◆ Material provided:
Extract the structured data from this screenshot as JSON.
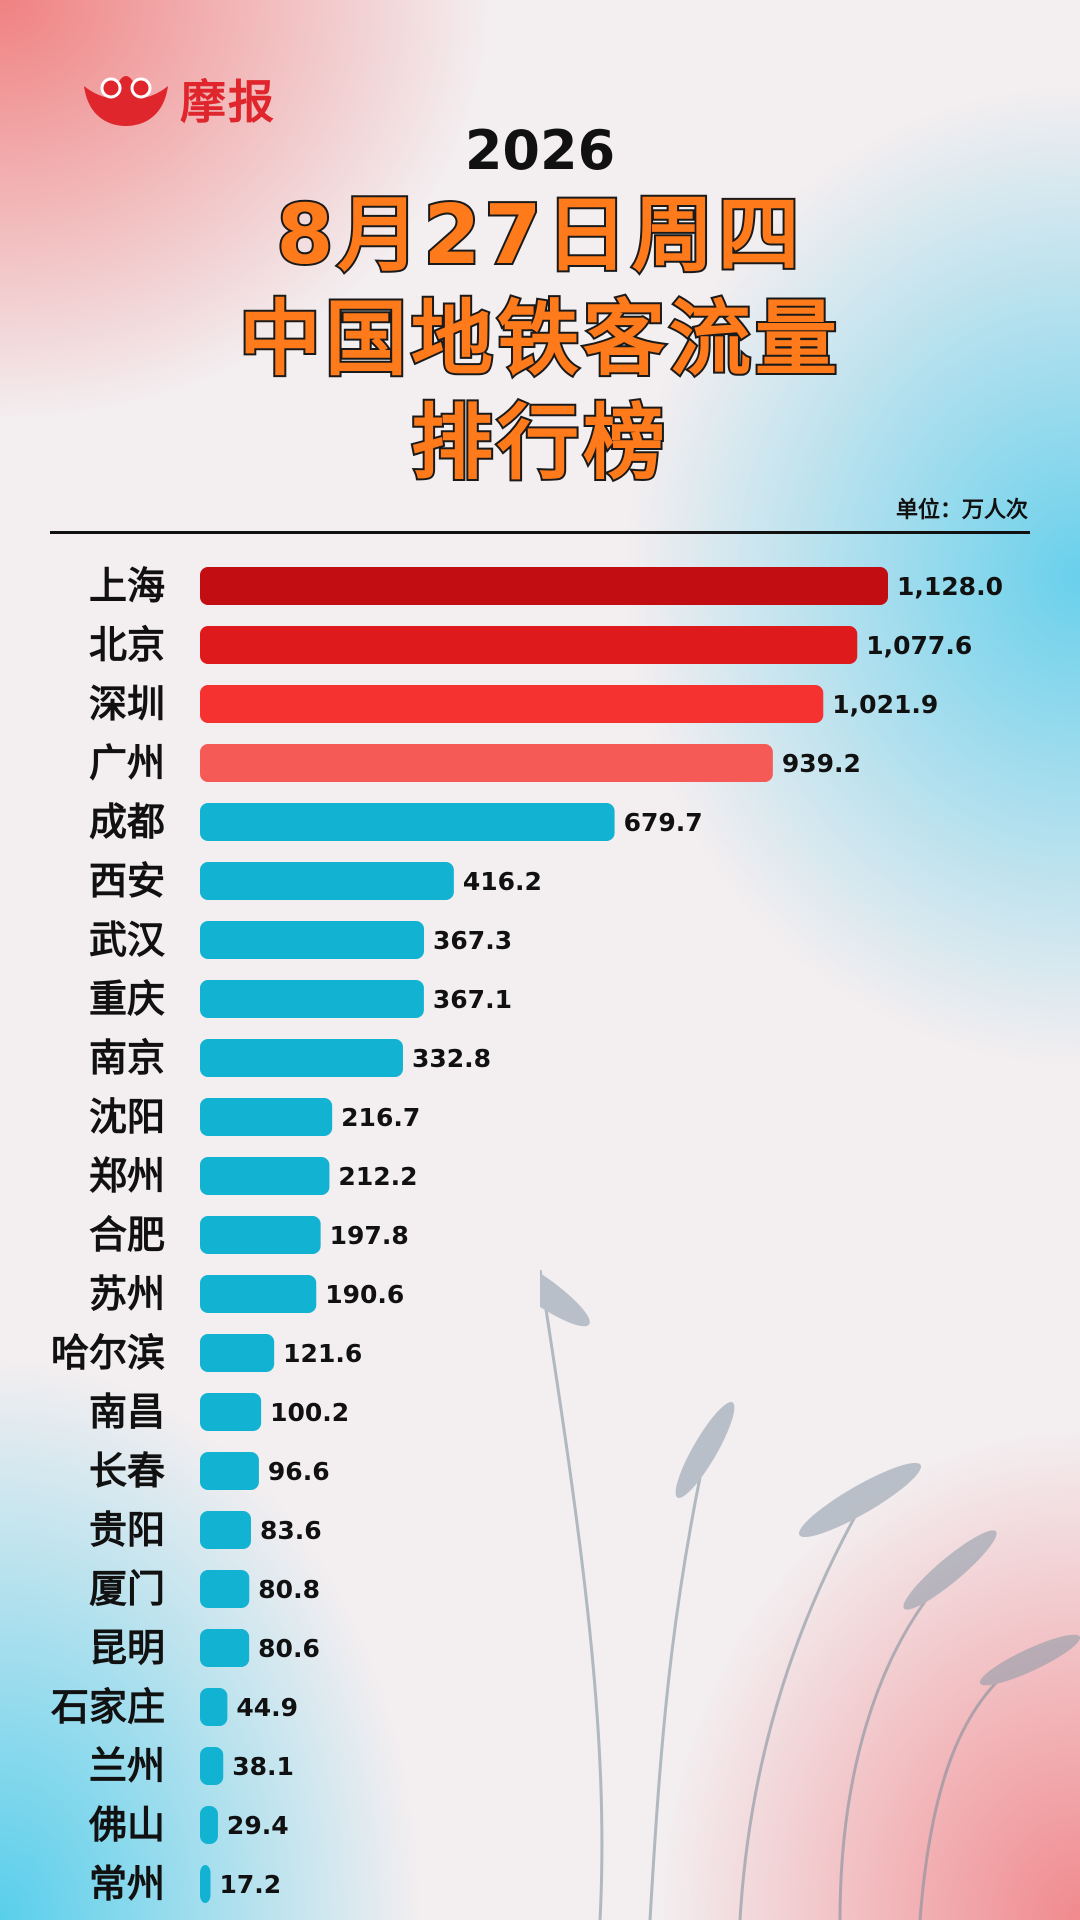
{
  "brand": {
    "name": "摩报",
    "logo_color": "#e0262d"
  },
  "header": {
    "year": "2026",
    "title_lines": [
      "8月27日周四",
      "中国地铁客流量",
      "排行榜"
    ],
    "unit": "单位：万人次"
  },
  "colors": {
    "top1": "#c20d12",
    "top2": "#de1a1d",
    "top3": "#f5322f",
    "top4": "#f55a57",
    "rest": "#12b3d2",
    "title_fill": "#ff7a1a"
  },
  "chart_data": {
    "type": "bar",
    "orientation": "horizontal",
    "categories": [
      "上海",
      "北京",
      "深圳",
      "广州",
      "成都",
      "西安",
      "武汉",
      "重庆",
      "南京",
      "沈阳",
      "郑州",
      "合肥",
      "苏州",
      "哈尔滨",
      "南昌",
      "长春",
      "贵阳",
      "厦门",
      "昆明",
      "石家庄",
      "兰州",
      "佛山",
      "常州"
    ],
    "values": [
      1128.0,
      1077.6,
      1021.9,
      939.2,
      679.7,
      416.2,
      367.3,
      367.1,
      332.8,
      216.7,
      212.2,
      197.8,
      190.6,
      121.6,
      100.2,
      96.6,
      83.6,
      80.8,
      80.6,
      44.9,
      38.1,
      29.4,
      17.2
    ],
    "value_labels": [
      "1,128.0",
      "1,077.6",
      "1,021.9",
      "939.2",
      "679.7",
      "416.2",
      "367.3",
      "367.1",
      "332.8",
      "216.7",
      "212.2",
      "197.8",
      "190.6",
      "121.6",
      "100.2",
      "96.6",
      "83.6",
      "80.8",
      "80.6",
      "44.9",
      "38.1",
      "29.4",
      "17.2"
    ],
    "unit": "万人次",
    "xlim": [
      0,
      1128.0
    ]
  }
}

◆ Short task: From the data above, write out everything exactly except the pictures.

◆ Reply to the task:
Extract the structured data from this screenshot as JSON.
{
  "brand": {
    "name": "摩报",
    "logo_color": "#e0262d"
  },
  "header": {
    "year": "2026",
    "title_lines": [
      "8月27日周四",
      "中国地铁客流量",
      "排行榜"
    ],
    "unit": "单位：万人次"
  },
  "colors": {
    "top1": "#c20d12",
    "top2": "#de1a1d",
    "top3": "#f5322f",
    "top4": "#f55a57",
    "rest": "#12b3d2",
    "title_fill": "#ff7a1a"
  },
  "chart_data": {
    "type": "bar",
    "orientation": "horizontal",
    "categories": [
      "上海",
      "北京",
      "深圳",
      "广州",
      "成都",
      "西安",
      "武汉",
      "重庆",
      "南京",
      "沈阳",
      "郑州",
      "合肥",
      "苏州",
      "哈尔滨",
      "南昌",
      "长春",
      "贵阳",
      "厦门",
      "昆明",
      "石家庄",
      "兰州",
      "佛山",
      "常州"
    ],
    "values": [
      1128.0,
      1077.6,
      1021.9,
      939.2,
      679.7,
      416.2,
      367.3,
      367.1,
      332.8,
      216.7,
      212.2,
      197.8,
      190.6,
      121.6,
      100.2,
      96.6,
      83.6,
      80.8,
      80.6,
      44.9,
      38.1,
      29.4,
      17.2
    ],
    "value_labels": [
      "1,128.0",
      "1,077.6",
      "1,021.9",
      "939.2",
      "679.7",
      "416.2",
      "367.3",
      "367.1",
      "332.8",
      "216.7",
      "212.2",
      "197.8",
      "190.6",
      "121.6",
      "100.2",
      "96.6",
      "83.6",
      "80.8",
      "80.6",
      "44.9",
      "38.1",
      "29.4",
      "17.2"
    ],
    "unit": "万人次",
    "xlim": [
      0,
      1128.0
    ]
  }
}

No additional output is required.